Start

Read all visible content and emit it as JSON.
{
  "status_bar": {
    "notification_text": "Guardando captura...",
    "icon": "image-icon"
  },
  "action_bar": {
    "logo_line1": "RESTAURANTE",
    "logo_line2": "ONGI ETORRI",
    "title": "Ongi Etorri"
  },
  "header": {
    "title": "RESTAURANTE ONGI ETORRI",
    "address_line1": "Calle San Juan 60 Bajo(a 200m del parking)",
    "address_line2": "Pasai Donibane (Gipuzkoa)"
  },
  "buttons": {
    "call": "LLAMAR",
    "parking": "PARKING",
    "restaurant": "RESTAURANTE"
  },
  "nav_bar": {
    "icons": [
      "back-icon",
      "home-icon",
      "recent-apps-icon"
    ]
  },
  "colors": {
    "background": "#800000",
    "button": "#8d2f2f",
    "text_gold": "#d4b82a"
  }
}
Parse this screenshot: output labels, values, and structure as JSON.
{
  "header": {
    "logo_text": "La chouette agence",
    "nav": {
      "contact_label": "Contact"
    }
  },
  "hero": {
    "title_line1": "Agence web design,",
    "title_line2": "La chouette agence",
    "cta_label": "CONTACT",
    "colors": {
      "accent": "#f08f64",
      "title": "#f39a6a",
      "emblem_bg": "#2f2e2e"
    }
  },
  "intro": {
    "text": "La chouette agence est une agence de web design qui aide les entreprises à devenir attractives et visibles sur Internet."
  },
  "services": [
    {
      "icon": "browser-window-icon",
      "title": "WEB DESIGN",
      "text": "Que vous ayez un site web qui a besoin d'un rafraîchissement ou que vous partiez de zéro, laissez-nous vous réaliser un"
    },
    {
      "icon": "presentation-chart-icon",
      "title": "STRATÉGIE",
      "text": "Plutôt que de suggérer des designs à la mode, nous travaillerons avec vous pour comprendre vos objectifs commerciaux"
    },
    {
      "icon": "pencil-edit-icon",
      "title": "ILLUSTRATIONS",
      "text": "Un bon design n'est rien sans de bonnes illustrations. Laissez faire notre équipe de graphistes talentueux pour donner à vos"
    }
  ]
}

End

● Work required:
How many of these lines contain "pour"? Write only the number.

● Response to the exercise:
2